» **Problem to work on**
Copy each line of the listing where the word "EGFR" can be found.

» **Extracted material**
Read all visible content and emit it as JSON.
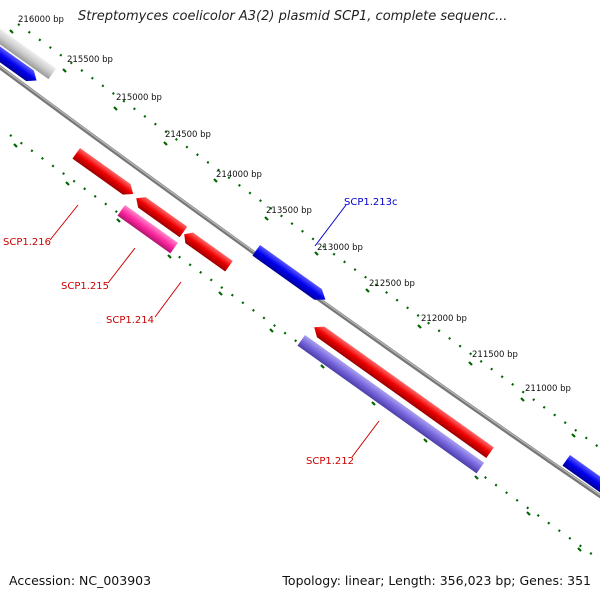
{
  "title": "Streptomyces coelicolor A3(2) plasmid SCP1, complete sequenc...",
  "footer": {
    "accession": "Accession: NC_003903",
    "summary": "Topology: linear; Length: 356,023 bp; Genes: 351"
  },
  "ticks": [
    {
      "label": "216000 bp"
    },
    {
      "label": "215500 bp"
    },
    {
      "label": "215000 bp"
    },
    {
      "label": "214500 bp"
    },
    {
      "label": "214000 bp"
    },
    {
      "label": "213500 bp"
    },
    {
      "label": "213000 bp"
    },
    {
      "label": "212500 bp"
    },
    {
      "label": "212000 bp"
    },
    {
      "label": "211500 bp"
    },
    {
      "label": "211000 bp"
    }
  ],
  "genes": [
    {
      "label": "SCP1.216",
      "color": "#cc0000"
    },
    {
      "label": "SCP1.215",
      "color": "#cc0000"
    },
    {
      "label": "SCP1.214",
      "color": "#cc0000"
    },
    {
      "label": "SCP1.213c",
      "color": "#0000cc"
    },
    {
      "label": "SCP1.212",
      "color": "#cc0000"
    }
  ],
  "colors": {
    "red_feature": "#ee0000",
    "pink_feature": "#ff33aa",
    "blue_feature": "#0000ee",
    "lavender_feature": "#7766dd",
    "grey_feature": "#cccccc",
    "backbone": "#777777",
    "tick": "#006600"
  }
}
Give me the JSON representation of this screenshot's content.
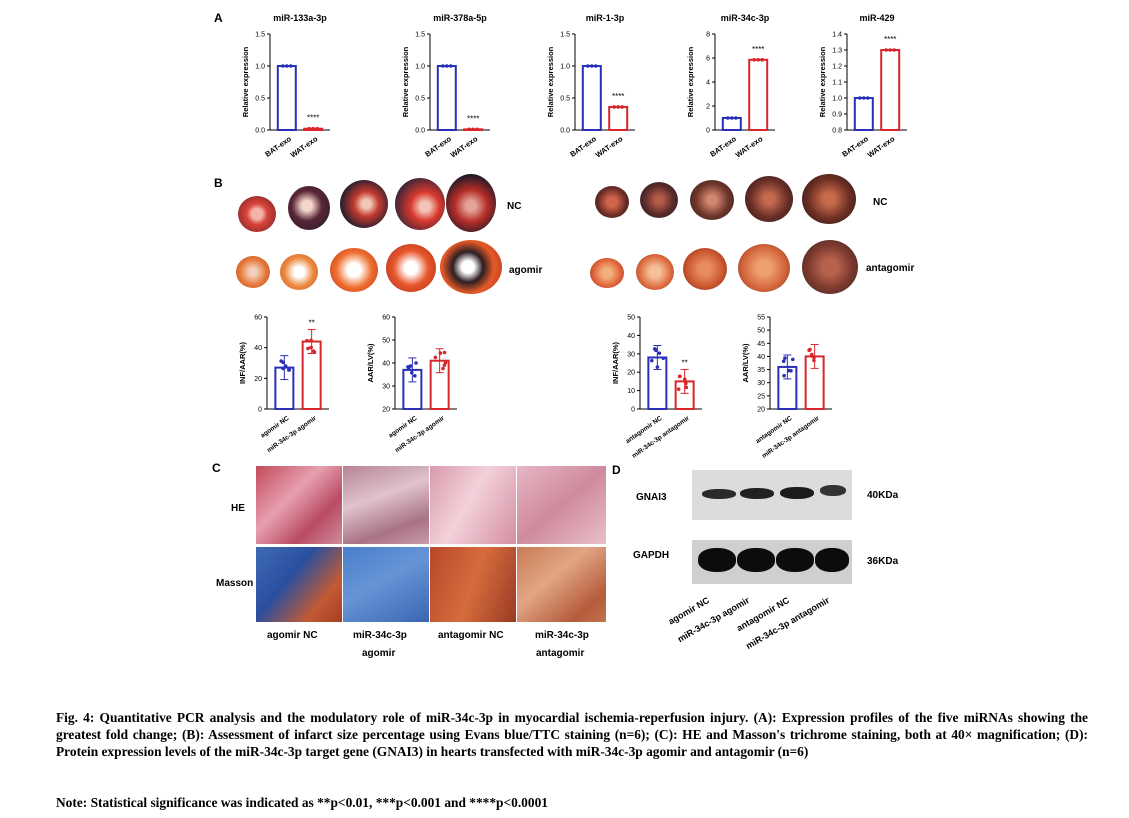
{
  "panels": {
    "a": "A",
    "b": "B",
    "c": "C",
    "d": "D"
  },
  "panel_a": {
    "ylabel": "Relative expression",
    "groups": [
      "BAT-exo",
      "WAT-exo"
    ]
  },
  "chart_data": [
    {
      "type": "bar",
      "title": "miR-133a-3p",
      "ylabel": "Relative expression",
      "categories": [
        "BAT-exo",
        "WAT-exo"
      ],
      "values": [
        1.0,
        0.02
      ],
      "ylim": [
        0,
        1.5
      ],
      "yticks": [
        "0.0",
        "0.5",
        "1.0",
        "1.5"
      ],
      "significance": "****"
    },
    {
      "type": "bar",
      "title": "miR-378a-5p",
      "ylabel": "Relative expression",
      "categories": [
        "BAT-exo",
        "WAT-exo"
      ],
      "values": [
        1.0,
        0.01
      ],
      "ylim": [
        0,
        1.5
      ],
      "yticks": [
        "0.0",
        "0.5",
        "1.0",
        "1.5"
      ],
      "significance": "****"
    },
    {
      "type": "bar",
      "title": "miR-1-3p",
      "ylabel": "Relative expression",
      "categories": [
        "BAT-exo",
        "WAT-exo"
      ],
      "values": [
        1.0,
        0.36
      ],
      "ylim": [
        0,
        1.5
      ],
      "yticks": [
        "0.0",
        "0.5",
        "1.0",
        "1.5"
      ],
      "significance": "****"
    },
    {
      "type": "bar",
      "title": "miR-34c-3p",
      "ylabel": "Relative expression",
      "categories": [
        "BAT-exo",
        "WAT-exo"
      ],
      "values": [
        1.0,
        5.85
      ],
      "ylim": [
        0,
        8
      ],
      "yticks": [
        "0",
        "2",
        "4",
        "6",
        "8"
      ],
      "significance": "****"
    },
    {
      "type": "bar",
      "title": "miR-429",
      "ylabel": "Relative expression",
      "categories": [
        "BAT-exo",
        "WAT-exo"
      ],
      "values": [
        1.0,
        1.3
      ],
      "ylim": [
        0.8,
        1.4
      ],
      "yticks": [
        "0.8",
        "0.9",
        "1.0",
        "1.1",
        "1.2",
        "1.3",
        "1.4"
      ],
      "significance": "****"
    },
    {
      "type": "bar",
      "title": "",
      "ylabel": "INF/AAR(%)",
      "categories": [
        "agomir NC",
        "miR-34c-3p agomir"
      ],
      "values": [
        27,
        44
      ],
      "ylim": [
        0,
        60
      ],
      "yticks": [
        "0",
        "20",
        "40",
        "60"
      ],
      "significance": "**"
    },
    {
      "type": "bar",
      "title": "",
      "ylabel": "AAR/LV(%)",
      "categories": [
        "agomir NC",
        "miR-34c-3p agomir"
      ],
      "values": [
        37,
        41
      ],
      "ylim": [
        20,
        60
      ],
      "yticks": [
        "20",
        "30",
        "40",
        "50",
        "60"
      ],
      "significance": ""
    },
    {
      "type": "bar",
      "title": "",
      "ylabel": "INF/AAR(%)",
      "categories": [
        "antagomir NC",
        "miR-34c-3p antagomir"
      ],
      "values": [
        28,
        15
      ],
      "ylim": [
        0,
        50
      ],
      "yticks": [
        "0",
        "10",
        "20",
        "30",
        "40",
        "50"
      ],
      "significance": "**"
    },
    {
      "type": "bar",
      "title": "",
      "ylabel": "AAR/LV(%)",
      "categories": [
        "antagomir NC",
        "miR-34c-3p antagomir"
      ],
      "values": [
        36,
        40
      ],
      "ylim": [
        20,
        55
      ],
      "yticks": [
        "20",
        "25",
        "30",
        "35",
        "40",
        "45",
        "50",
        "55"
      ],
      "significance": ""
    }
  ],
  "panel_b": {
    "row_labels": [
      "NC",
      "agomir",
      "NC",
      "antagomir"
    ]
  },
  "panel_c": {
    "row_labels": [
      "HE",
      "Masson"
    ],
    "col_labels": [
      "agomir NC",
      "miR-34c-3p",
      "agomir",
      "antagomir NC",
      "miR-34c-3p",
      "antagomir"
    ]
  },
  "panel_d": {
    "proteins": [
      "GNAI3",
      "GAPDH"
    ],
    "sizes": [
      "40KDa",
      "36KDa"
    ],
    "lanes": [
      "agomir NC",
      "miR-34c-3p agomir",
      "antagomir NC",
      "miR-34c-3p antagomir"
    ]
  },
  "caption": "Fig. 4: Quantitative PCR analysis and the modulatory role of miR-34c-3p in myocardial ischemia-reperfusion injury. (A): Expression profiles of the five miRNAs showing the greatest fold change; (B): Assessment of infarct size percentage using Evans blue/TTC staining (n=6); (C): HE and Masson's trichrome staining, both at 40× magnification; (D): Protein expression levels of the miR-34c-3p target gene (GNAI3) in hearts transfected with miR-34c-3p agomir and antagomir (n=6)",
  "note": "Note: Statistical significance was indicated as **p<0.01, ***p<0.001 and ****p<0.0001",
  "colors": {
    "blue": "#2b2fb8",
    "red": "#d8262a"
  }
}
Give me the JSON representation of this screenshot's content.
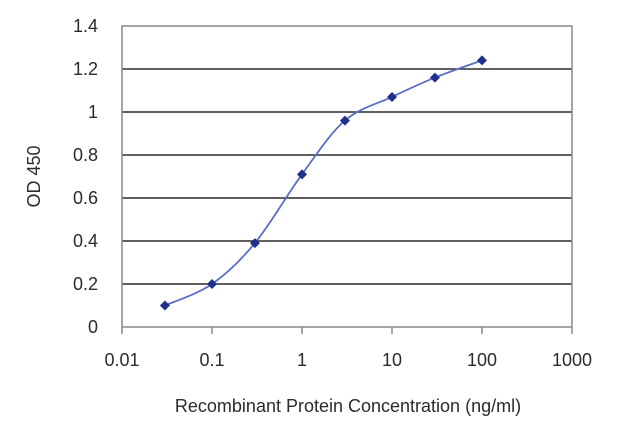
{
  "chart_data": {
    "type": "scatter",
    "title": "",
    "xlabel": "Recombinant Protein Concentration (ng/ml)",
    "ylabel": "OD 450",
    "x_scale": "log",
    "xlim": [
      0.01,
      1000
    ],
    "ylim": [
      0,
      1.4
    ],
    "x_ticks": [
      "0.01",
      "0.1",
      "1",
      "10",
      "100",
      "1000"
    ],
    "y_ticks": [
      "0",
      "0.2",
      "0.4",
      "0.6",
      "0.8",
      "1",
      "1.2",
      "1.4"
    ],
    "grid": "horizontal",
    "series": [
      {
        "x": [
          0.03,
          0.1,
          0.3,
          1,
          3,
          10,
          30,
          100
        ],
        "y": [
          0.1,
          0.2,
          0.39,
          0.71,
          0.96,
          1.07,
          1.16,
          1.24
        ]
      }
    ],
    "colors": {
      "series": "#1f2f8c",
      "curve": "#5a6fc4",
      "grid": "#2a2a2a",
      "frame": "#888888",
      "text": "#2b2b2b"
    }
  }
}
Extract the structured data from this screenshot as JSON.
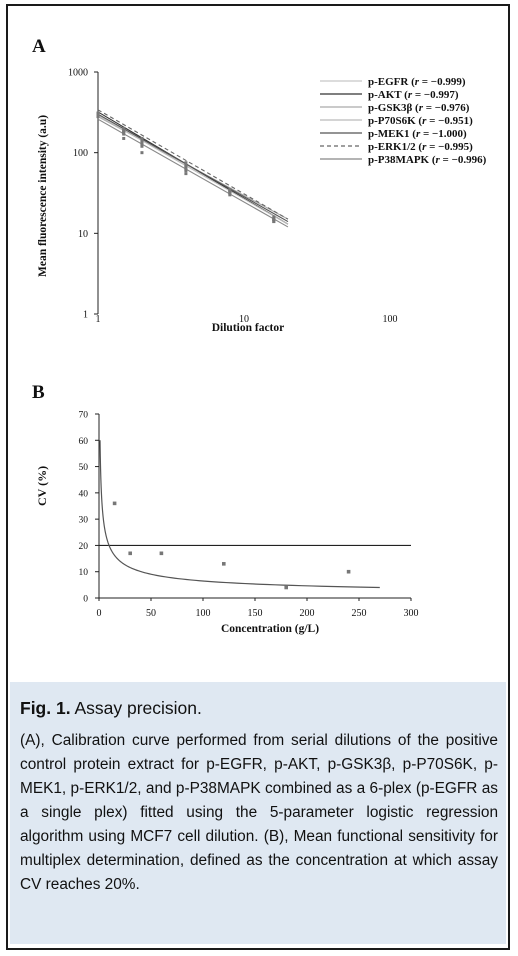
{
  "figure": {
    "caption_label": "Fig. 1.",
    "caption_title": "Assay precision.",
    "caption_text": "(A), Calibration curve performed from serial dilutions of the positive control protein extract for p-EGFR, p-AKT, p-GSK3β, p-P70S6K, p-MEK1, p-ERK1/2, and p-P38MAPK combined as a 6-plex (p-EGFR as a single plex) fitted using the 5-parameter logistic regression algorithm using MCF7 cell dilution. (B), Mean functional sensitivity for multiplex determination, defined as the concentration at which assay CV reaches 20%."
  },
  "chart_data": [
    {
      "panel": "A",
      "type": "line",
      "xscale": "log",
      "yscale": "log",
      "xlabel": "Dilution factor",
      "ylabel": "Mean fluorescence intensity (a.u)",
      "xlim": [
        1,
        100
      ],
      "ylim": [
        1,
        1000
      ],
      "xticks": [
        "1",
        "10",
        "100"
      ],
      "yticks": [
        "1",
        "10",
        "100",
        "1000"
      ],
      "legend_position": "top-right",
      "series": [
        {
          "name": "p-EGFR",
          "r": "−0.999",
          "color": "#c8c8c8",
          "dash": "",
          "x": [
            1,
            1.5,
            2,
            4,
            8,
            16
          ],
          "y": [
            300,
            190,
            140,
            70,
            35,
            15
          ],
          "fit": [
            [
              1,
              300
            ],
            [
              20,
              14
            ]
          ]
        },
        {
          "name": "p-AKT",
          "r": "−0.997",
          "color": "#333333",
          "dash": "",
          "x": [
            1,
            1.5,
            2,
            4,
            8,
            16
          ],
          "y": [
            310,
            175,
            120,
            62,
            31,
            14
          ],
          "fit": [
            [
              1,
              320
            ],
            [
              20,
              13
            ]
          ]
        },
        {
          "name": "p-GSK3β",
          "r": "−0.976",
          "color": "#aaaaaa",
          "dash": "",
          "x": [
            1,
            1.5,
            2,
            4,
            8,
            16
          ],
          "y": [
            280,
            150,
            100,
            55,
            30,
            14
          ],
          "fit": [
            [
              1,
              280
            ],
            [
              20,
              15
            ]
          ]
        },
        {
          "name": "p-P70S6K",
          "r": "−0.951",
          "color": "#bbbbbb",
          "dash": "",
          "x": [
            1,
            1.5,
            2,
            4,
            8,
            16
          ],
          "y": [
            290,
            200,
            150,
            75,
            34,
            16
          ],
          "fit": [
            [
              1,
              290
            ],
            [
              20,
              13
            ]
          ]
        },
        {
          "name": "p-MEK1",
          "r": "−1.000",
          "color": "#555555",
          "dash": "",
          "x": [
            1,
            1.5,
            2,
            4,
            8,
            16
          ],
          "y": [
            300,
            180,
            130,
            65,
            33,
            15
          ],
          "fit": [
            [
              1,
              300
            ],
            [
              20,
              14
            ]
          ]
        },
        {
          "name": "p-ERK1/2",
          "r": "−0.995",
          "color": "#666666",
          "dash": "4,3",
          "x": [
            1,
            1.5,
            2,
            4,
            8,
            16
          ],
          "y": [
            295,
            170,
            125,
            60,
            32,
            15
          ],
          "fit": [
            [
              1,
              340
            ],
            [
              20,
              15
            ]
          ]
        },
        {
          "name": "p-P38MAPK",
          "r": "−0.996",
          "color": "#888888",
          "dash": "",
          "x": [
            1,
            1.5,
            2,
            4,
            8,
            16
          ],
          "y": [
            305,
            185,
            135,
            68,
            34,
            15
          ],
          "fit": [
            [
              1,
              260
            ],
            [
              20,
              12
            ]
          ]
        }
      ]
    },
    {
      "panel": "B",
      "type": "scatter",
      "xlabel": "Concentration (g/L)",
      "ylabel": "CV (%)",
      "xlim": [
        0,
        300
      ],
      "ylim": [
        0,
        70
      ],
      "xticks": [
        "0",
        "50",
        "100",
        "150",
        "200",
        "250",
        "300"
      ],
      "yticks": [
        "0",
        "10",
        "20",
        "30",
        "40",
        "50",
        "60",
        "70"
      ],
      "points": {
        "x": [
          15,
          30,
          60,
          120,
          180,
          240
        ],
        "y": [
          36,
          17,
          17,
          13,
          4,
          10
        ]
      },
      "threshold": 20,
      "fit_curve": {
        "type": "power",
        "x": [
          1,
          270
        ],
        "y_at_1": 60
      }
    }
  ]
}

» **Result of the exercise**
    "caption_text": "(A), Calibration curve performed from serial dilutions of the positive control protein extract for p-EGFR, p-AKT, p-GSK3β, p-P70S6K, p-MEK1, p-ERK1/2, and p-P38MAPK combined as a 6-plex (p-EGFR as a single plex) fitted using the 5-parameter logistic regression algorithm using MCF7 cell dilution. (B), Mean functional sensitivity for multiplex determination, defined as the concentration at which assay CV reaches 20%."
          "name": "p-EGFR",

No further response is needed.